● **Problem**:
Reproduce all of the records exactly.

● **Data supplied**:

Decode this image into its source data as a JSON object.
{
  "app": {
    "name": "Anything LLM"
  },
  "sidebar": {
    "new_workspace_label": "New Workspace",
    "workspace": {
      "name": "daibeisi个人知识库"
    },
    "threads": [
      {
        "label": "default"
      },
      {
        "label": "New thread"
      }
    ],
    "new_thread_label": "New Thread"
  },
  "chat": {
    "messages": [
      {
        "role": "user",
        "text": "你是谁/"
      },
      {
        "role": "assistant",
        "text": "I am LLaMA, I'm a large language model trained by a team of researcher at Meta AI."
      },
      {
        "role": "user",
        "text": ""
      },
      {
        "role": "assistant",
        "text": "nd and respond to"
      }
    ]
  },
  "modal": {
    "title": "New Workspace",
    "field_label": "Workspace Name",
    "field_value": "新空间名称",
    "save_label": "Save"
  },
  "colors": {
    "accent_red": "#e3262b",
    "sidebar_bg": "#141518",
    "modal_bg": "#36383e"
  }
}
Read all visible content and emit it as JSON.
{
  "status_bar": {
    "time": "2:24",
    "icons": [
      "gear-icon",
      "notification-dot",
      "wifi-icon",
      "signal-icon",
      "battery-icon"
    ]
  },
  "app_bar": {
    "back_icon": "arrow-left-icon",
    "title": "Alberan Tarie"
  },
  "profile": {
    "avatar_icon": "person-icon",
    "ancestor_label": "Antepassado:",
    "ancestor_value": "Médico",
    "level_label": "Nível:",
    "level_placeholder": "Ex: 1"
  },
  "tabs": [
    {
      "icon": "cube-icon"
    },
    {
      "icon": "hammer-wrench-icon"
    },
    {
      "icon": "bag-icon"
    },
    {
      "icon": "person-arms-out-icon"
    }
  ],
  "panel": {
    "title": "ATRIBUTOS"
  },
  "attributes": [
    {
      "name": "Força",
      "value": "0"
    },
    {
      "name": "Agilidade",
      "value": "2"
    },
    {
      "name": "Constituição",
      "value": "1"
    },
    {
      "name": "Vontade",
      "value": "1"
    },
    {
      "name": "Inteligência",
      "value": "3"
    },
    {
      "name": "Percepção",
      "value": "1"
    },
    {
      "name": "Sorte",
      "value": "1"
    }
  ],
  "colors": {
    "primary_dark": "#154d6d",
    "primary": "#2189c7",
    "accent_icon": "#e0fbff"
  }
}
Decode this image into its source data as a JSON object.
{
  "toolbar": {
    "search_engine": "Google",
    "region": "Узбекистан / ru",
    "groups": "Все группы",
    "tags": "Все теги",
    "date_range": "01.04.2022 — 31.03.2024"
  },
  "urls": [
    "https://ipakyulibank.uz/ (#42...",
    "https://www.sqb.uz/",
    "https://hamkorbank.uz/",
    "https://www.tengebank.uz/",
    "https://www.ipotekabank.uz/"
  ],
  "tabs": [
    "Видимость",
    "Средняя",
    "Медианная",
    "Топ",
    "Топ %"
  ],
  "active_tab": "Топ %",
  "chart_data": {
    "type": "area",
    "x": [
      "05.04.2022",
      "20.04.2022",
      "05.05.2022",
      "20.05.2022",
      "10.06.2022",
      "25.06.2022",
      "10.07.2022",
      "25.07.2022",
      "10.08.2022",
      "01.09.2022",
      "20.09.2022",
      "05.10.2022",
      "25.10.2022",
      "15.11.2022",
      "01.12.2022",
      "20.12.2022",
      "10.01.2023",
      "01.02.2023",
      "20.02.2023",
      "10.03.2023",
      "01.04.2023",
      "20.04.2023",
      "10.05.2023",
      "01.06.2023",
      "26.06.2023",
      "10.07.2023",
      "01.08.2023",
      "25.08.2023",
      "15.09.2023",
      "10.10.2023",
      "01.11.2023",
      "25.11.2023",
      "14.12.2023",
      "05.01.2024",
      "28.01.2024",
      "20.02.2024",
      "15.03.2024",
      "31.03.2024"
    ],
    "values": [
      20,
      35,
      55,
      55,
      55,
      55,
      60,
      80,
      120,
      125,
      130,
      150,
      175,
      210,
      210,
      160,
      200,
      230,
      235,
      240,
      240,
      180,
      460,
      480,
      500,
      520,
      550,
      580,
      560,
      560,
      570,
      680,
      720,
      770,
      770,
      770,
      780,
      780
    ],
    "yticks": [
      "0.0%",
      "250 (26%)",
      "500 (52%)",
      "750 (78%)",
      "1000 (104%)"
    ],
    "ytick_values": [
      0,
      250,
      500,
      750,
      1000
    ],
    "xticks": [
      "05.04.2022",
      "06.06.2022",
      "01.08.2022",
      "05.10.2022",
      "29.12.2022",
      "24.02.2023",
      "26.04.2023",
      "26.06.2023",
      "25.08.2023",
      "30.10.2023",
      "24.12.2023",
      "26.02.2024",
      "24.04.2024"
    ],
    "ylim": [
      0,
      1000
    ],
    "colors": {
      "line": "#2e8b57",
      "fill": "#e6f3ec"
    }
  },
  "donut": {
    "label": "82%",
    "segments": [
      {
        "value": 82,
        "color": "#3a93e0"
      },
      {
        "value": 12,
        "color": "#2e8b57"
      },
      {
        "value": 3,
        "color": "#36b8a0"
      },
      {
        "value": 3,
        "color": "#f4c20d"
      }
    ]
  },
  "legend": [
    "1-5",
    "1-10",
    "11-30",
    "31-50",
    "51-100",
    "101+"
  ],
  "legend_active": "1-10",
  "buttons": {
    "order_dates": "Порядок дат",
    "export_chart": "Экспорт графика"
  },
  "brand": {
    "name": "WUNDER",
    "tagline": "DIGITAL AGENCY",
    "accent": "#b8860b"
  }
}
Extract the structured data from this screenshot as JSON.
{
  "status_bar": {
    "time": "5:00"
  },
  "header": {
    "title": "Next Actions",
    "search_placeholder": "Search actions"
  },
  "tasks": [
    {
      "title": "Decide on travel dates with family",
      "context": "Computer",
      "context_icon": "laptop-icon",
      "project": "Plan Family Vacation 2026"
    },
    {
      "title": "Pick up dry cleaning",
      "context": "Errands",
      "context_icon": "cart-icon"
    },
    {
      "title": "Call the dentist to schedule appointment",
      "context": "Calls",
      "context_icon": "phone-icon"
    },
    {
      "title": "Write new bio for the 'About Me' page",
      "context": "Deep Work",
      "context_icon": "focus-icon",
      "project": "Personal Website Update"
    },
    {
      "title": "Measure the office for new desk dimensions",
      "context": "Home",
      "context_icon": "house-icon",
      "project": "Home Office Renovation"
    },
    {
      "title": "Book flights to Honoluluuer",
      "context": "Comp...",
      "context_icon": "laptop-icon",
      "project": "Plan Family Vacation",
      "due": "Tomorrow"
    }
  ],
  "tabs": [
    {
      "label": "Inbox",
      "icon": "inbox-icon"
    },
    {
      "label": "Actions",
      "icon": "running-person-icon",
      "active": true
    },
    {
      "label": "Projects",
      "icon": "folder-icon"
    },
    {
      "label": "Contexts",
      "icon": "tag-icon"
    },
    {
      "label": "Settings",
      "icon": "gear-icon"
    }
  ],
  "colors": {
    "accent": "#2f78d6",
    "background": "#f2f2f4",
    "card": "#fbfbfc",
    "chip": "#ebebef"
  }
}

● **Full answer**:
Decode this image into its source data as a JSON object.
{
  "app": {
    "name": "Anything LLM"
  },
  "sidebar": {
    "new_workspace_label": "New Workspace",
    "workspace": {
      "name": "daibeisi个人知识库"
    },
    "threads": [
      {
        "label": "default"
      },
      {
        "label": "New thread"
      }
    ],
    "new_thread_label": "New Thread"
  },
  "chat": {
    "messages": [
      {
        "role": "user",
        "text": "你是谁/"
      },
      {
        "role": "assistant",
        "text": "I am LLaMA, I'm a large language model trained by a team of researcher at Meta AI."
      },
      {
        "role": "user",
        "text": ""
      },
      {
        "role": "assistant",
        "text": "nd and respond to"
      }
    ]
  },
  "modal": {
    "title": "New Workspace",
    "field_label": "Workspace Name",
    "field_value": "新空间名称",
    "save_label": "Save"
  },
  "colors": {
    "accent_red": "#e3262b",
    "sidebar_bg": "#141518",
    "modal_bg": "#36383e"
  }
}
Read all visible content and emit it as JSON.
{
  "status_bar": {
    "time": "2:24",
    "icons": [
      "gear-icon",
      "notification-dot",
      "wifi-icon",
      "signal-icon",
      "battery-icon"
    ]
  },
  "app_bar": {
    "back_icon": "arrow-left-icon",
    "title": "Alberan Tarie"
  },
  "profile": {
    "avatar_icon": "person-icon",
    "ancestor_label": "Antepassado:",
    "ancestor_value": "Médico",
    "level_label": "Nível:",
    "level_placeholder": "Ex: 1"
  },
  "tabs": [
    {
      "icon": "cube-icon"
    },
    {
      "icon": "hammer-wrench-icon"
    },
    {
      "icon": "bag-icon"
    },
    {
      "icon": "person-arms-out-icon"
    }
  ],
  "panel": {
    "title": "ATRIBUTOS"
  },
  "attributes": [
    {
      "name": "Força",
      "value": "0"
    },
    {
      "name": "Agilidade",
      "value": "2"
    },
    {
      "name": "Constituição",
      "value": "1"
    },
    {
      "name": "Vontade",
      "value": "1"
    },
    {
      "name": "Inteligência",
      "value": "3"
    },
    {
      "name": "Percepção",
      "value": "1"
    },
    {
      "name": "Sorte",
      "value": "1"
    }
  ],
  "colors": {
    "primary_dark": "#154d6d",
    "primary": "#2189c7",
    "accent_icon": "#e0fbff"
  }
}
Decode this image into its source data as a JSON object.
{
  "toolbar": {
    "search_engine": "Google",
    "region": "Узбекистан / ru",
    "groups": "Все группы",
    "tags": "Все теги",
    "date_range": "01.04.2022 — 31.03.2024"
  },
  "urls": [
    "https://ipakyulibank.uz/ (#42...",
    "https://www.sqb.uz/",
    "https://hamkorbank.uz/",
    "https://www.tengebank.uz/",
    "https://www.ipotekabank.uz/"
  ],
  "tabs": [
    "Видимость",
    "Средняя",
    "Медианная",
    "Топ",
    "Топ %"
  ],
  "active_tab": "Топ %",
  "chart_data": {
    "type": "area",
    "x": [
      "05.04.2022",
      "20.04.2022",
      "05.05.2022",
      "20.05.2022",
      "10.06.2022",
      "25.06.2022",
      "10.07.2022",
      "25.07.2022",
      "10.08.2022",
      "01.09.2022",
      "20.09.2022",
      "05.10.2022",
      "25.10.2022",
      "15.11.2022",
      "01.12.2022",
      "20.12.2022",
      "10.01.2023",
      "01.02.2023",
      "20.02.2023",
      "10.03.2023",
      "01.04.2023",
      "20.04.2023",
      "10.05.2023",
      "01.06.2023",
      "26.06.2023",
      "10.07.2023",
      "01.08.2023",
      "25.08.2023",
      "15.09.2023",
      "10.10.2023",
      "01.11.2023",
      "25.11.2023",
      "14.12.2023",
      "05.01.2024",
      "28.01.2024",
      "20.02.2024",
      "15.03.2024",
      "31.03.2024"
    ],
    "values": [
      20,
      35,
      55,
      55,
      55,
      55,
      60,
      80,
      120,
      125,
      130,
      150,
      175,
      210,
      210,
      160,
      200,
      230,
      235,
      240,
      240,
      180,
      460,
      480,
      500,
      520,
      550,
      580,
      560,
      560,
      570,
      680,
      720,
      770,
      770,
      770,
      780,
      780
    ],
    "yticks": [
      "0.0%",
      "250 (26%)",
      "500 (52%)",
      "750 (78%)",
      "1000 (104%)"
    ],
    "ytick_values": [
      0,
      250,
      500,
      750,
      1000
    ],
    "xticks": [
      "05.04.2022",
      "06.06.2022",
      "01.08.2022",
      "05.10.2022",
      "29.12.2022",
      "24.02.2023",
      "26.04.2023",
      "26.06.2023",
      "25.08.2023",
      "30.10.2023",
      "24.12.2023",
      "26.02.2024",
      "24.04.2024"
    ],
    "ylim": [
      0,
      1000
    ],
    "colors": {
      "line": "#2e8b57",
      "fill": "#e6f3ec"
    }
  },
  "donut": {
    "label": "82%",
    "segments": [
      {
        "value": 82,
        "color": "#3a93e0"
      },
      {
        "value": 12,
        "color": "#2e8b57"
      },
      {
        "value": 3,
        "color": "#36b8a0"
      },
      {
        "value": 3,
        "color": "#f4c20d"
      }
    ]
  },
  "legend": [
    "1-5",
    "1-10",
    "11-30",
    "31-50",
    "51-100",
    "101+"
  ],
  "legend_active": "1-10",
  "buttons": {
    "order_dates": "Порядок дат",
    "export_chart": "Экспорт графика"
  },
  "brand": {
    "name": "WUNDER",
    "tagline": "DIGITAL AGENCY",
    "accent": "#b8860b"
  }
}
Extract the structured data from this screenshot as JSON.
{
  "status_bar": {
    "time": "5:00"
  },
  "header": {
    "title": "Next Actions",
    "search_placeholder": "Search actions"
  },
  "tasks": [
    {
      "title": "Decide on travel dates with family",
      "context": "Computer",
      "context_icon": "laptop-icon",
      "project": "Plan Family Vacation 2026"
    },
    {
      "title": "Pick up dry cleaning",
      "context": "Errands",
      "context_icon": "cart-icon"
    },
    {
      "title": "Call the dentist to schedule appointment",
      "context": "Calls",
      "context_icon": "phone-icon"
    },
    {
      "title": "Write new bio for the 'About Me' page",
      "context": "Deep Work",
      "context_icon": "focus-icon",
      "project": "Personal Website Update"
    },
    {
      "title": "Measure the office for new desk dimensions",
      "context": "Home",
      "context_icon": "house-icon",
      "project": "Home Office Renovation"
    },
    {
      "title": "Book flights to Honoluluuer",
      "context": "Comp...",
      "context_icon": "laptop-icon",
      "project": "Plan Family Vacation",
      "due": "Tomorrow"
    }
  ],
  "tabs": [
    {
      "label": "Inbox",
      "icon": "inbox-icon"
    },
    {
      "label": "Actions",
      "icon": "running-person-icon",
      "active": true
    },
    {
      "label": "Projects",
      "icon": "folder-icon"
    },
    {
      "label": "Contexts",
      "icon": "tag-icon"
    },
    {
      "label": "Settings",
      "icon": "gear-icon"
    }
  ],
  "colors": {
    "accent": "#2f78d6",
    "background": "#f2f2f4",
    "card": "#fbfbfc",
    "chip": "#ebebef"
  }
}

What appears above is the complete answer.